GIVEN EXERCISE >> Copy out the listing in full, exactly as written, but not its pictures.

Extracted data entries >>
--------------------
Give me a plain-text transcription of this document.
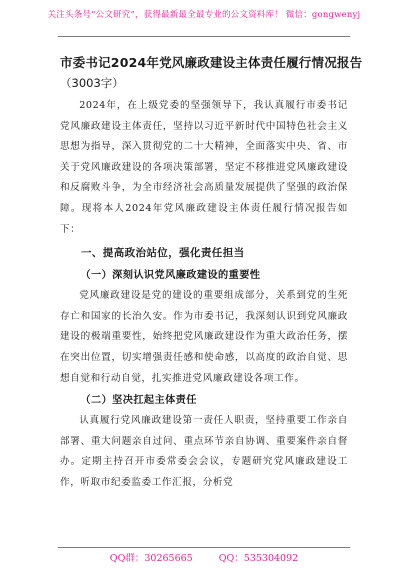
关注头条号“公文研究”，获得最新最全最专业的公文资料库！ 微信：gongwenyj

市委书记2024年党风廉政建设主体责任履行情况报告

（3003字）

2024年，在上级党委的坚强领导下，我认真履行市委书记党风廉政建设主体责任，坚持以习近平新时代中国特色社会主义思想为指导，深入贯彻党的二十大精神，全面落实中央、省、市关于党风廉政建设的各项决策部署，坚定不移推进党风廉政建设和反腐败斗争，为全市经济社会高质量发展提供了坚强的政治保障。现将本人2024年党风廉政建设主体责任履行情况报告如下：

一、提高政治站位，强化责任担当

（一）深刻认识党风廉政建设的重要性

党风廉政建设是党的建设的重要组成部分，关系到党的生死存亡和国家的长治久安。作为市委书记，我深刻认识到党风廉政建设的极端重要性，始终把党风廉政建设作为重大政治任务，摆在突出位置，切实增强责任感和使命感，以高度的政治自觉、思想自觉和行动自觉，扎实推进党风廉政建设各项工作。

（二）坚决扛起主体责任

认真履行党风廉政建设第一责任人职责，坚持重要工作亲自部署、重大问题亲自过问、重点环节亲自协调、重要案件亲自督办。定期主持召开市委常委会会议，专题研究党风廉政建设工作，听取市纪委监委工作汇报，分析党

QQ群：30265665	QQ：535304092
--------------------
COMPLETE RESPONSE >>
Give me a plain-text transcription of this document.
关注头条号“公文研究”，获得最新最全最专业的公文资料库！ 微信：gongwenyj

市委书记2024年党风廉政建设主体责任履行情况报告

（3003字）

2024年，在上级党委的坚强领导下，我认真履行市委书记党风廉政建设主体责任，坚持以习近平新时代中国特色社会主义思想为指导，深入贯彻党的二十大精神，全面落实中央、省、市关于党风廉政建设的各项决策部署，坚定不移推进党风廉政建设和反腐败斗争，为全市经济社会高质量发展提供了坚强的政治保障。现将本人2024年党风廉政建设主体责任履行情况报告如下：

一、提高政治站位，强化责任担当

（一）深刻认识党风廉政建设的重要性

党风廉政建设是党的建设的重要组成部分，关系到党的生死存亡和国家的长治久安。作为市委书记，我深刻认识到党风廉政建设的极端重要性，始终把党风廉政建设作为重大政治任务，摆在突出位置，切实增强责任感和使命感，以高度的政治自觉、思想自觉和行动自觉，扎实推进党风廉政建设各项工作。

（二）坚决扛起主体责任

认真履行党风廉政建设第一责任人职责，坚持重要工作亲自部署、重大问题亲自过问、重点环节亲自协调、重要案件亲自督办。定期主持召开市委常委会会议，专题研究党风廉政建设工作，听取市纪委监委工作汇报，分析党

QQ群：30265665	QQ：535304092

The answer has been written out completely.